### Stated task
Output every entry exactly as written, skipping any pictures.

[Extracted material start]

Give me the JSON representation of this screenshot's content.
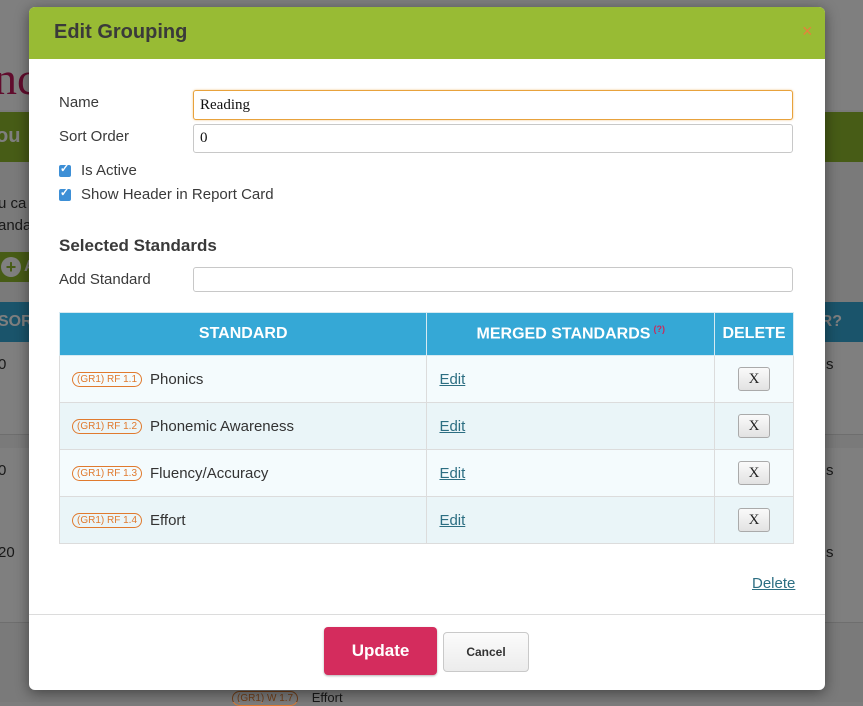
{
  "background": {
    "brand_fragment": "nc",
    "header_fragment": "ou",
    "info_lines": [
      "u ca",
      "anda"
    ],
    "add_fragment": "A",
    "col_left": "SOR",
    "col_right": "ER?",
    "row_numbers": [
      "0",
      "0",
      "20"
    ],
    "row_suffix": "s",
    "bottom_tag": "(GR1) W 1.7",
    "bottom_text": "Effort"
  },
  "modal": {
    "title": "Edit Grouping",
    "close": "×",
    "name_label": "Name",
    "name_value": "Reading",
    "sort_label": "Sort Order",
    "sort_value": "0",
    "is_active_label": "Is Active",
    "is_active_checked": true,
    "show_header_label": "Show Header in Report Card",
    "show_header_checked": true,
    "selected_title": "Selected Standards",
    "add_standard_label": "Add Standard",
    "add_standard_value": "",
    "table": {
      "headers": [
        "STANDARD",
        "MERGED STANDARDS",
        "DELETE"
      ],
      "help_mark": "(?)",
      "rows": [
        {
          "code": "(GR1) RF 1.1",
          "name": "Phonics",
          "merged": "Edit",
          "delete": "X"
        },
        {
          "code": "(GR1) RF 1.2",
          "name": "Phonemic Awareness",
          "merged": "Edit",
          "delete": "X"
        },
        {
          "code": "(GR1) RF 1.3",
          "name": "Fluency/Accuracy",
          "merged": "Edit",
          "delete": "X"
        },
        {
          "code": "(GR1) RF 1.4",
          "name": "Effort",
          "merged": "Edit",
          "delete": "X"
        }
      ]
    },
    "delete_link": "Delete",
    "update_button": "Update",
    "cancel_button": "Cancel"
  },
  "colors": {
    "header_green": "#98bb34",
    "table_blue": "#35a8d6",
    "update_pink": "#d42c5d",
    "tag_orange": "#e07a2e"
  }
}
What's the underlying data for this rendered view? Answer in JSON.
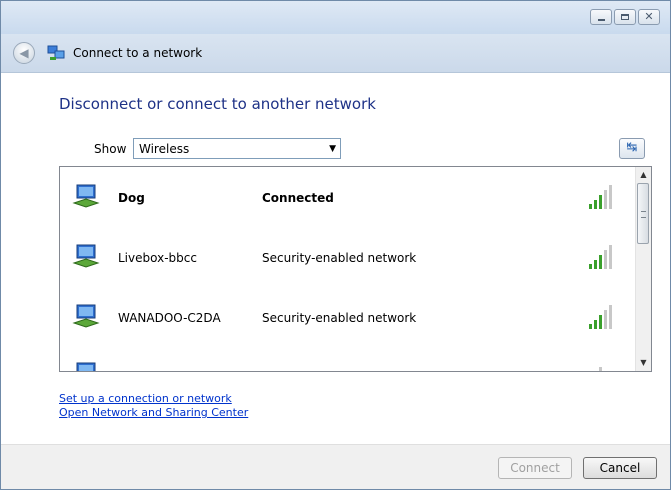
{
  "window": {
    "nav_title": "Connect to a network",
    "controls": {
      "close_glyph": "✕"
    }
  },
  "heading": "Disconnect or connect to another network",
  "filter": {
    "label": "Show",
    "selected": "Wireless"
  },
  "networks": [
    {
      "name": "Dog",
      "status": "Connected",
      "bold": true,
      "signal_bars": 5
    },
    {
      "name": "Livebox-bbcc",
      "status": "Security-enabled network",
      "bold": false,
      "signal_bars": 5
    },
    {
      "name": "WANADOO-C2DA",
      "status": "Security-enabled network",
      "bold": false,
      "signal_bars": 5
    }
  ],
  "links": {
    "setup": "Set up a connection or network",
    "sharing_center": "Open Network and Sharing Center"
  },
  "buttons": {
    "connect": "Connect",
    "cancel": "Cancel"
  },
  "colors": {
    "heading": "#1e3287",
    "link": "#0033cc",
    "signal_active": "#3aa02c",
    "signal_inactive": "#c8c8c8"
  }
}
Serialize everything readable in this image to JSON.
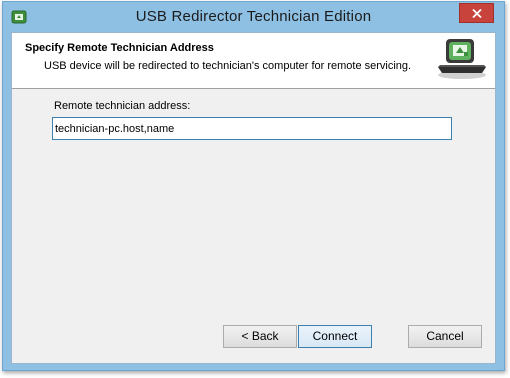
{
  "window": {
    "title": "USB Redirector Technician Edition"
  },
  "header": {
    "title": "Specify Remote Technician Address",
    "subtitle": "USB device will be redirected to technician's computer for remote servicing."
  },
  "form": {
    "address_label": "Remote technician address:",
    "address_value": "technician-pc.host,name"
  },
  "buttons": {
    "back": "< Back",
    "connect": "Connect",
    "cancel": "Cancel"
  },
  "icons": {
    "app": "usb-redirector-app-icon",
    "close": "close-icon",
    "header_graphic": "computer-usb-device-icon"
  },
  "colors": {
    "frame": "#8ec0e4",
    "close_button": "#c7433c",
    "input_border": "#3c7fb1"
  }
}
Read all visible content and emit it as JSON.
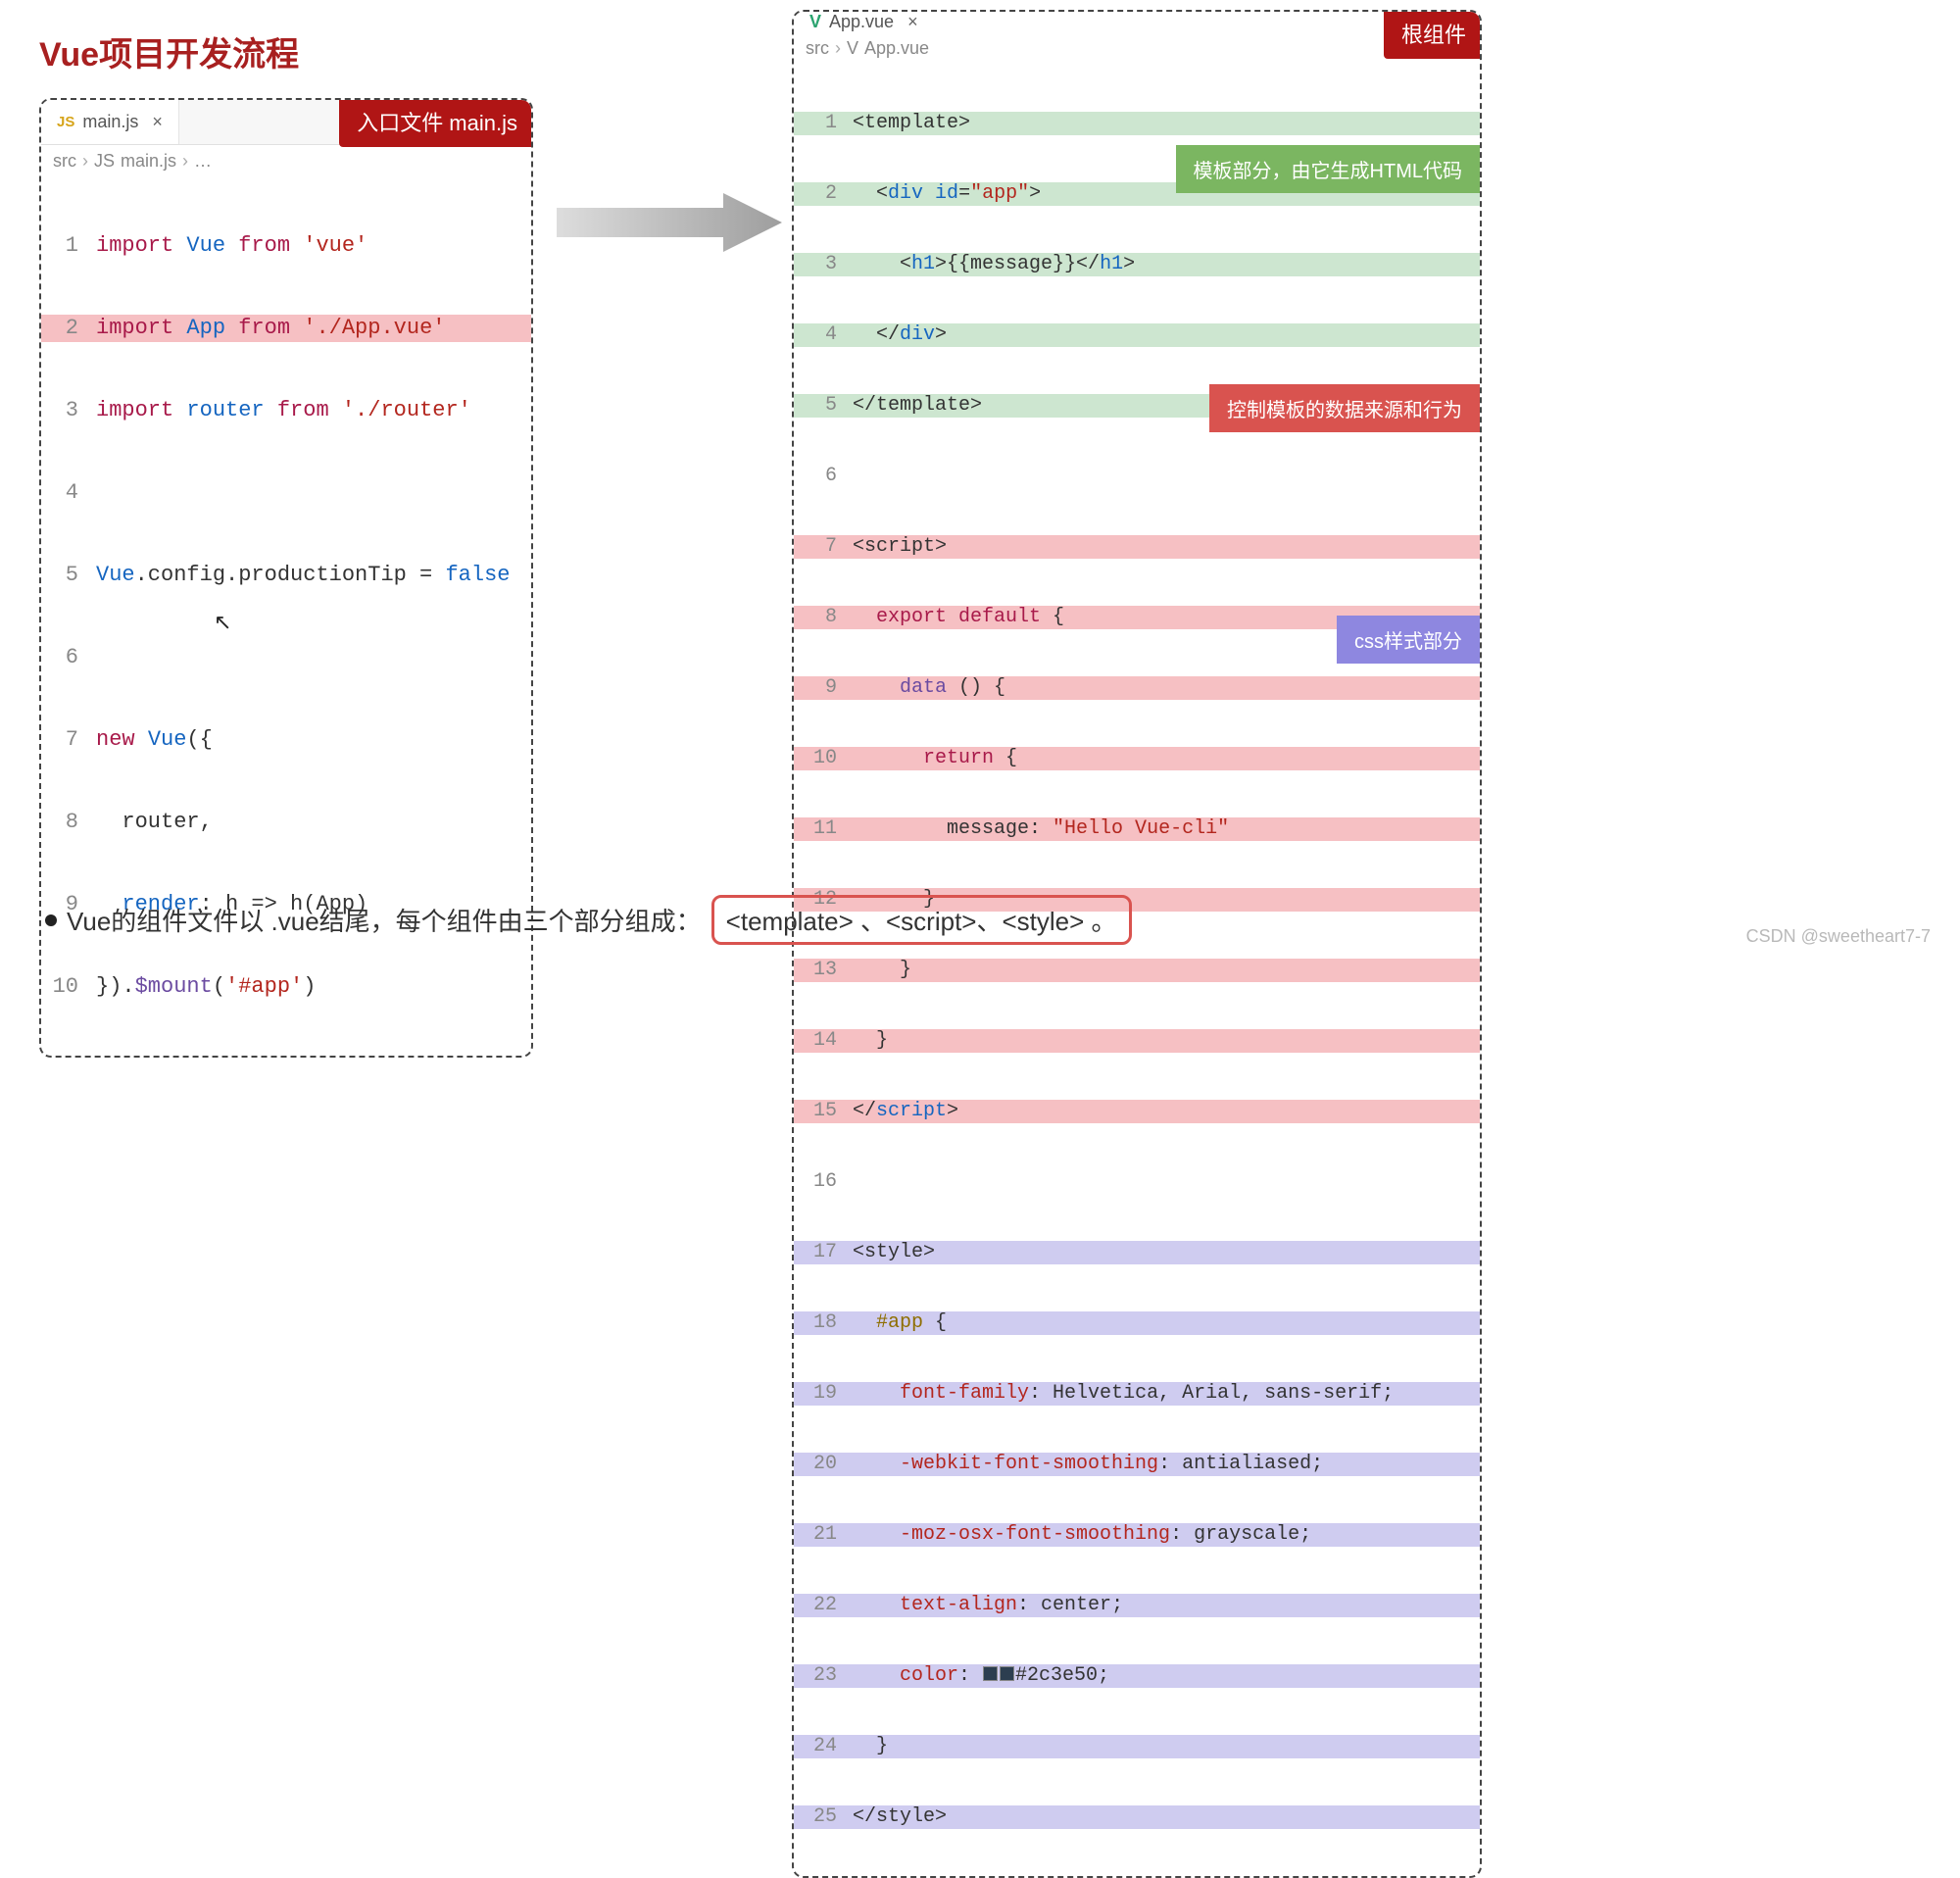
{
  "title": "Vue项目开发流程",
  "left": {
    "tab_icon": "JS",
    "tab_name": "main.js",
    "badge": "入口文件 main.js",
    "crumbs": {
      "dir": "src",
      "icon": "JS",
      "file": "main.js",
      "tail": "…"
    },
    "lines": {
      "1": {
        "a": "import",
        "b": "Vue",
        "c": "from",
        "d": "'vue'"
      },
      "2": {
        "a": "import",
        "b": "App",
        "c": "from",
        "d": "'./App.vue'"
      },
      "3": {
        "a": "import",
        "b": "router",
        "c": "from",
        "d": "'./router'"
      },
      "5": {
        "a": "Vue",
        "b": ".config.productionTip = ",
        "c": "false"
      },
      "7": {
        "a": "new",
        "b": "Vue",
        "c": "({"
      },
      "8": "  router,",
      "9": {
        "a": "  render",
        "b": ": h => h(App)"
      },
      "10": {
        "a": "}).",
        "b": "$mount",
        "c": "(",
        "d": "'#app'",
        "e": ")"
      }
    }
  },
  "right": {
    "tab_icon": "V",
    "tab_name": "App.vue",
    "badge": "根组件",
    "crumbs": {
      "dir": "src",
      "icon": "V",
      "file": "App.vue"
    },
    "ann_template": "模板部分，由它生成HTML代码",
    "ann_script": "控制模板的数据来源和行为",
    "ann_style": "css样式部分",
    "lines": {
      "1": "<template>",
      "2": {
        "a": "  <",
        "b": "div",
        "c": " ",
        "d": "id",
        "e": "=",
        "f": "\"app\"",
        "g": ">"
      },
      "3": {
        "a": "    <",
        "b": "h1",
        "c": ">{{message}}</",
        "d": "h1",
        "e": ">"
      },
      "4": {
        "a": "  </",
        "b": "div",
        "c": ">"
      },
      "5": "</template>",
      "7": "<script>",
      "8": {
        "a": "  export",
        "b": " default",
        "c": " {"
      },
      "9": {
        "a": "    ",
        "b": "data",
        "c": " () {"
      },
      "10": {
        "a": "      ",
        "b": "return",
        "c": " {"
      },
      "11": {
        "a": "        message: ",
        "b": "\"Hello Vue-cli\""
      },
      "12": "      }",
      "13": "    }",
      "14": "  }",
      "15": {
        "a": "</",
        "b": "script",
        "c": ">"
      },
      "17": "<style>",
      "18": {
        "a": "  ",
        "b": "#app",
        "c": " {"
      },
      "19": {
        "a": "    ",
        "b": "font-family",
        "c": ": Helvetica, Arial, sans-serif;"
      },
      "20": {
        "a": "    ",
        "b": "-webkit-font-smoothing",
        "c": ": antialiased;"
      },
      "21": {
        "a": "    ",
        "b": "-moz-osx-font-smoothing",
        "c": ": grayscale;"
      },
      "22": {
        "a": "    ",
        "b": "text-align",
        "c": ": center;"
      },
      "23": {
        "a": "    ",
        "b": "color",
        "c": ": ",
        "d": "#2c3e50;"
      },
      "24": "  }",
      "25": "</style>"
    }
  },
  "footer": {
    "lead": "Vue的组件文件以 .vue结尾，每个组件由三个部分组成：",
    "box": "<template> 、<script>、<style> 。"
  },
  "watermark": "CSDN @sweetheart7-7"
}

[Extracted material end]

### Correct output
Give me the JSON representation of this screenshot's content.
{
  "background": {
    "brand_fragment": "nc",
    "header_fragment": "ou",
    "info_lines": [
      "u ca",
      "anda"
    ],
    "add_fragment": "A",
    "col_left": "SOR",
    "col_right": "ER?",
    "row_numbers": [
      "0",
      "0",
      "20"
    ],
    "row_suffix": "s",
    "bottom_tag": "(GR1) W 1.7",
    "bottom_text": "Effort"
  },
  "modal": {
    "title": "Edit Grouping",
    "close": "×",
    "name_label": "Name",
    "name_value": "Reading",
    "sort_label": "Sort Order",
    "sort_value": "0",
    "is_active_label": "Is Active",
    "is_active_checked": true,
    "show_header_label": "Show Header in Report Card",
    "show_header_checked": true,
    "selected_title": "Selected Standards",
    "add_standard_label": "Add Standard",
    "add_standard_value": "",
    "table": {
      "headers": [
        "STANDARD",
        "MERGED STANDARDS",
        "DELETE"
      ],
      "help_mark": "(?)",
      "rows": [
        {
          "code": "(GR1) RF 1.1",
          "name": "Phonics",
          "merged": "Edit",
          "delete": "X"
        },
        {
          "code": "(GR1) RF 1.2",
          "name": "Phonemic Awareness",
          "merged": "Edit",
          "delete": "X"
        },
        {
          "code": "(GR1) RF 1.3",
          "name": "Fluency/Accuracy",
          "merged": "Edit",
          "delete": "X"
        },
        {
          "code": "(GR1) RF 1.4",
          "name": "Effort",
          "merged": "Edit",
          "delete": "X"
        }
      ]
    },
    "delete_link": "Delete",
    "update_button": "Update",
    "cancel_button": "Cancel"
  },
  "colors": {
    "header_green": "#98bb34",
    "table_blue": "#35a8d6",
    "update_pink": "#d42c5d",
    "tag_orange": "#e07a2e"
  }
}
What's the underlying data for this rendered view? Answer in JSON.
{
  "window": {
    "nav_title": "Connect to a network",
    "controls": {
      "close_glyph": "✕"
    }
  },
  "heading": "Disconnect or connect to another network",
  "filter": {
    "label": "Show",
    "selected": "Wireless"
  },
  "networks": [
    {
      "name": "Dog",
      "status": "Connected",
      "bold": true,
      "signal_bars": 5
    },
    {
      "name": "Livebox-bbcc",
      "status": "Security-enabled network",
      "bold": false,
      "signal_bars": 5
    },
    {
      "name": "WANADOO-C2DA",
      "status": "Security-enabled network",
      "bold": false,
      "signal_bars": 5
    }
  ],
  "links": {
    "setup": "Set up a connection or network",
    "sharing_center": "Open Network and Sharing Center"
  },
  "buttons": {
    "connect": "Connect",
    "cancel": "Cancel"
  },
  "colors": {
    "heading": "#1e3287",
    "link": "#0033cc",
    "signal_active": "#3aa02c",
    "signal_inactive": "#c8c8c8"
  }
}
Serialize everything readable in this image to JSON.
{
  "window": {
    "title": "USB Redirector Technician Edition"
  },
  "header": {
    "title": "Specify Remote Technician Address",
    "subtitle": "USB device will be redirected to technician's computer for remote servicing."
  },
  "form": {
    "address_label": "Remote technician address:",
    "address_value": "technician-pc.host,name"
  },
  "buttons": {
    "back": "< Back",
    "connect": "Connect",
    "cancel": "Cancel"
  },
  "icons": {
    "app": "usb-redirector-app-icon",
    "close": "close-icon",
    "header_graphic": "computer-usb-device-icon"
  },
  "colors": {
    "frame": "#8ec0e4",
    "close_button": "#c7433c",
    "input_border": "#3c7fb1"
  }
}
Read all visible content and emit it as JSON.
{
  "title": "Vue项目开发流程",
  "left": {
    "tab_icon": "JS",
    "tab_name": "main.js",
    "badge": "入口文件 main.js",
    "crumbs": {
      "dir": "src",
      "icon": "JS",
      "file": "main.js",
      "tail": "…"
    },
    "lines": {
      "1": {
        "a": "import",
        "b": "Vue",
        "c": "from",
        "d": "'vue'"
      },
      "2": {
        "a": "import",
        "b": "App",
        "c": "from",
        "d": "'./App.vue'"
      },
      "3": {
        "a": "import",
        "b": "router",
        "c": "from",
        "d": "'./router'"
      },
      "5": {
        "a": "Vue",
        "b": ".config.productionTip = ",
        "c": "false"
      },
      "7": {
        "a": "new",
        "b": "Vue",
        "c": "({"
      },
      "8": "  router,",
      "9": {
        "a": "  render",
        "b": ": h => h(App)"
      },
      "10": {
        "a": "}).",
        "b": "$mount",
        "c": "(",
        "d": "'#app'",
        "e": ")"
      }
    }
  },
  "right": {
    "tab_icon": "V",
    "tab_name": "App.vue",
    "badge": "根组件",
    "crumbs": {
      "dir": "src",
      "icon": "V",
      "file": "App.vue"
    },
    "ann_template": "模板部分，由它生成HTML代码",
    "ann_script": "控制模板的数据来源和行为",
    "ann_style": "css样式部分",
    "lines": {
      "1": "<template>",
      "2": {
        "a": "  <",
        "b": "div",
        "c": " ",
        "d": "id",
        "e": "=",
        "f": "\"app\"",
        "g": ">"
      },
      "3": {
        "a": "    <",
        "b": "h1",
        "c": ">{{message}}</",
        "d": "h1",
        "e": ">"
      },
      "4": {
        "a": "  </",
        "b": "div",
        "c": ">"
      },
      "5": "</template>",
      "7": "<script>",
      "8": {
        "a": "  export",
        "b": " default",
        "c": " {"
      },
      "9": {
        "a": "    ",
        "b": "data",
        "c": " () {"
      },
      "10": {
        "a": "      ",
        "b": "return",
        "c": " {"
      },
      "11": {
        "a": "        message: ",
        "b": "\"Hello Vue-cli\""
      },
      "12": "      }",
      "13": "    }",
      "14": "  }",
      "15": {
        "a": "</",
        "b": "script",
        "c": ">"
      },
      "17": "<style>",
      "18": {
        "a": "  ",
        "b": "#app",
        "c": " {"
      },
      "19": {
        "a": "    ",
        "b": "font-family",
        "c": ": Helvetica, Arial, sans-serif;"
      },
      "20": {
        "a": "    ",
        "b": "-webkit-font-smoothing",
        "c": ": antialiased;"
      },
      "21": {
        "a": "    ",
        "b": "-moz-osx-font-smoothing",
        "c": ": grayscale;"
      },
      "22": {
        "a": "    ",
        "b": "text-align",
        "c": ": center;"
      },
      "23": {
        "a": "    ",
        "b": "color",
        "c": ": ",
        "d": "#2c3e50;"
      },
      "24": "  }",
      "25": "</style>"
    }
  },
  "footer": {
    "lead": "Vue的组件文件以 .vue结尾，每个组件由三个部分组成：",
    "box": "<template> 、<script>、<style> 。"
  },
  "watermark": "CSDN @sweetheart7-7"
}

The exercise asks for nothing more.